Description of the task -> Transcribe, word for word, every record in the data below.

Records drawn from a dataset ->
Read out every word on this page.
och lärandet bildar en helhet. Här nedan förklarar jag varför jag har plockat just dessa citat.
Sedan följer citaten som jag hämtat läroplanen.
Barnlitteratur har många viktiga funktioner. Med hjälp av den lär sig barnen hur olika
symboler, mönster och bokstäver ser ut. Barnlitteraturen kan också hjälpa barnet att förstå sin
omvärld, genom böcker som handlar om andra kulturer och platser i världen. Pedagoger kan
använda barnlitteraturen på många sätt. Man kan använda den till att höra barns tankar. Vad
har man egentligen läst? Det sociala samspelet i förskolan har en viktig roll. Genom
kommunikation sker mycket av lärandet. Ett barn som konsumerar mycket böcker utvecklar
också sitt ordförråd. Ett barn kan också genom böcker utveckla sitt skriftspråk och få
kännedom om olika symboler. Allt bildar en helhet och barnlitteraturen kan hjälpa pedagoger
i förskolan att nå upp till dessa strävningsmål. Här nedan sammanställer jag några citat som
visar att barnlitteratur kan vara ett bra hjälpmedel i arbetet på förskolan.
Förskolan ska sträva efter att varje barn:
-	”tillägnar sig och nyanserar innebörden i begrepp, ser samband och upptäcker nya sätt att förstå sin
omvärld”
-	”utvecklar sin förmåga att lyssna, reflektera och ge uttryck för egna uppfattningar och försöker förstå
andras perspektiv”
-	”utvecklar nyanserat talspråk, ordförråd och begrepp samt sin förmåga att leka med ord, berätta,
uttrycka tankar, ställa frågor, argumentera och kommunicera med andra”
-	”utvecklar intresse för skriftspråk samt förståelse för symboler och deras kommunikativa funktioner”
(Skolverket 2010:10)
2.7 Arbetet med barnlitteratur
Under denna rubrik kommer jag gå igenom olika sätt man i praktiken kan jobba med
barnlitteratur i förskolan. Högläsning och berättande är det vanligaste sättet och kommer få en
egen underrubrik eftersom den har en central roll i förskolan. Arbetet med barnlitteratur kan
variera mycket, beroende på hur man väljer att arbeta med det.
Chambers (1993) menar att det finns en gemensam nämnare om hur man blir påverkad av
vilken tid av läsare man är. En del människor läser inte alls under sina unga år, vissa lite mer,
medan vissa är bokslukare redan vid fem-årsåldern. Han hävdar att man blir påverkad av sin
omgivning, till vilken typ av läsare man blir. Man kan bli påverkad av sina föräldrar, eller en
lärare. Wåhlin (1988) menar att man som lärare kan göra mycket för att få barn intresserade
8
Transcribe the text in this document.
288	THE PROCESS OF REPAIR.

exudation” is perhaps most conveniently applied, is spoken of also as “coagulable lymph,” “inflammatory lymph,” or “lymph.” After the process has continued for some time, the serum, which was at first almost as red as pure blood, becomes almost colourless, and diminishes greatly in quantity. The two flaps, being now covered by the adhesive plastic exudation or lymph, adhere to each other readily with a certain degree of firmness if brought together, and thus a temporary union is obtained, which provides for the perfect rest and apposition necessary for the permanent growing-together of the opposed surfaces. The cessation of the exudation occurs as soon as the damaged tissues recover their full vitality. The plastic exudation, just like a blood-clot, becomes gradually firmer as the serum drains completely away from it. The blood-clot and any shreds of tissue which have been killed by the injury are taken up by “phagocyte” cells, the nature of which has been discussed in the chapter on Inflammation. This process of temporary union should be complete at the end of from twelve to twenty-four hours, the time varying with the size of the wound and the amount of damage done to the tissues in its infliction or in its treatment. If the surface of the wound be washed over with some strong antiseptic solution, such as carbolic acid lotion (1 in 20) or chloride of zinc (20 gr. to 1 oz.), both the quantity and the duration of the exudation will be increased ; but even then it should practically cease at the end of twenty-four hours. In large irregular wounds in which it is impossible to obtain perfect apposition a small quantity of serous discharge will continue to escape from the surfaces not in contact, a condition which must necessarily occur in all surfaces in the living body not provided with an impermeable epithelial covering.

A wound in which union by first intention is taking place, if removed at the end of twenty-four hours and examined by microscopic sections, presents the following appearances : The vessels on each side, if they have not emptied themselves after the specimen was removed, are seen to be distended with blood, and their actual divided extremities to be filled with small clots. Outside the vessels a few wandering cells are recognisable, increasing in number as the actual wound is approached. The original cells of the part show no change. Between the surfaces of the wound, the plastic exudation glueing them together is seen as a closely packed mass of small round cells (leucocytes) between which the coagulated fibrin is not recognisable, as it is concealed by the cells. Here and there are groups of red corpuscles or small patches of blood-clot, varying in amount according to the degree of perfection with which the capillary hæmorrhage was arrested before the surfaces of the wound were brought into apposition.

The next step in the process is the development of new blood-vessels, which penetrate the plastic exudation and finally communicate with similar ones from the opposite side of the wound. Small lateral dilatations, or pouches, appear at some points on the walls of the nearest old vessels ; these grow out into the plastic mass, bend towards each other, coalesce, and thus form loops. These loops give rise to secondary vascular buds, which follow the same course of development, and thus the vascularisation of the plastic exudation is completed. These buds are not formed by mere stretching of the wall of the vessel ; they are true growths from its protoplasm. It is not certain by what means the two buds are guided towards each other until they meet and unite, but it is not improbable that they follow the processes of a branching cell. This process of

Exercise response ->
Read out every word on this page.
och lärandet bildar en helhet. Här nedan förklarar jag varför jag har plockat just dessa citat.
Sedan följer citaten som jag hämtat läroplanen.
Barnlitteratur har många viktiga funktioner. Med hjälp av den lär sig barnen hur olika
symboler, mönster och bokstäver ser ut. Barnlitteraturen kan också hjälpa barnet att förstå sin
omvärld, genom böcker som handlar om andra kulturer och platser i världen. Pedagoger kan
använda barnlitteraturen på många sätt. Man kan använda den till att höra barns tankar. Vad
har man egentligen läst? Det sociala samspelet i förskolan har en viktig roll. Genom
kommunikation sker mycket av lärandet. Ett barn som konsumerar mycket böcker utvecklar
också sitt ordförråd. Ett barn kan också genom böcker utveckla sitt skriftspråk och få
kännedom om olika symboler. Allt bildar en helhet och barnlitteraturen kan hjälpa pedagoger
i förskolan att nå upp till dessa strävningsmål. Här nedan sammanställer jag några citat som
visar att barnlitteratur kan vara ett bra hjälpmedel i arbetet på förskolan.
Förskolan ska sträva efter att varje barn:
-	”tillägnar sig och nyanserar innebörden i begrepp, ser samband och upptäcker nya sätt att förstå sin
omvärld”
-	”utvecklar sin förmåga att lyssna, reflektera och ge uttryck för egna uppfattningar och försöker förstå
andras perspektiv”
-	”utvecklar nyanserat talspråk, ordförråd och begrepp samt sin förmåga att leka med ord, berätta,
uttrycka tankar, ställa frågor, argumentera och kommunicera med andra”
-	”utvecklar intresse för skriftspråk samt förståelse för symboler och deras kommunikativa funktioner”
(Skolverket 2010:10)
2.7 Arbetet med barnlitteratur
Under denna rubrik kommer jag gå igenom olika sätt man i praktiken kan jobba med
barnlitteratur i förskolan. Högläsning och berättande är det vanligaste sättet och kommer få en
egen underrubrik eftersom den har en central roll i förskolan. Arbetet med barnlitteratur kan
variera mycket, beroende på hur man väljer att arbeta med det.
Chambers (1993) menar att det finns en gemensam nämnare om hur man blir påverkad av
vilken tid av läsare man är. En del människor läser inte alls under sina unga år, vissa lite mer,
medan vissa är bokslukare redan vid fem-årsåldern. Han hävdar att man blir påverkad av sin
omgivning, till vilken typ av läsare man blir. Man kan bli påverkad av sina föräldrar, eller en
lärare. Wåhlin (1988) menar att man som lärare kan göra mycket för att få barn intresserade
8
Transcribe the text in this document.
288	THE PROCESS OF REPAIR.

exudation” is perhaps most conveniently applied, is spoken of also as “coagulable lymph,” “inflammatory lymph,” or “lymph.” After the process has continued for some time, the serum, which was at first almost as red as pure blood, becomes almost colourless, and diminishes greatly in quantity. The two flaps, being now covered by the adhesive plastic exudation or lymph, adhere to each other readily with a certain degree of firmness if brought together, and thus a temporary union is obtained, which provides for the perfect rest and apposition necessary for the permanent growing-together of the opposed surfaces. The cessation of the exudation occurs as soon as the damaged tissues recover their full vitality. The plastic exudation, just like a blood-clot, becomes gradually firmer as the serum drains completely away from it. The blood-clot and any shreds of tissue which have been killed by the injury are taken up by “phagocyte” cells, the nature of which has been discussed in the chapter on Inflammation. This process of temporary union should be complete at the end of from twelve to twenty-four hours, the time varying with the size of the wound and the amount of damage done to the tissues in its infliction or in its treatment. If the surface of the wound be washed over with some strong antiseptic solution, such as carbolic acid lotion (1 in 20) or chloride of zinc (20 gr. to 1 oz.), both the quantity and the duration of the exudation will be increased ; but even then it should practically cease at the end of twenty-four hours. In large irregular wounds in which it is impossible to obtain perfect apposition a small quantity of serous discharge will continue to escape from the surfaces not in contact, a condition which must necessarily occur in all surfaces in the living body not provided with an impermeable epithelial covering.

A wound in which union by first intention is taking place, if removed at the end of twenty-four hours and examined by microscopic sections, presents the following appearances : The vessels on each side, if they have not emptied themselves after the specimen was removed, are seen to be distended with blood, and their actual divided extremities to be filled with small clots. Outside the vessels a few wandering cells are recognisable, increasing in number as the actual wound is approached. The original cells of the part show no change. Between the surfaces of the wound, the plastic exudation glueing them together is seen as a closely packed mass of small round cells (leucocytes) between which the coagulated fibrin is not recognisable, as it is concealed by the cells. Here and there are groups of red corpuscles or small patches of blood-clot, varying in amount according to the degree of perfection with which the capillary hæmorrhage was arrested before the surfaces of the wound were brought into apposition.

The next step in the process is the development of new blood-vessels, which penetrate the plastic exudation and finally communicate with similar ones from the opposite side of the wound. Small lateral dilatations, or pouches, appear at some points on the walls of the nearest old vessels ; these grow out into the plastic mass, bend towards each other, coalesce, and thus form loops. These loops give rise to secondary vascular buds, which follow the same course of development, and thus the vascularisation of the plastic exudation is completed. These buds are not formed by mere stretching of the wall of the vessel ; they are true growths from its protoplasm. It is not certain by what means the two buds are guided towards each other until they meet and unite, but it is not improbable that they follow the processes of a branching cell. This process of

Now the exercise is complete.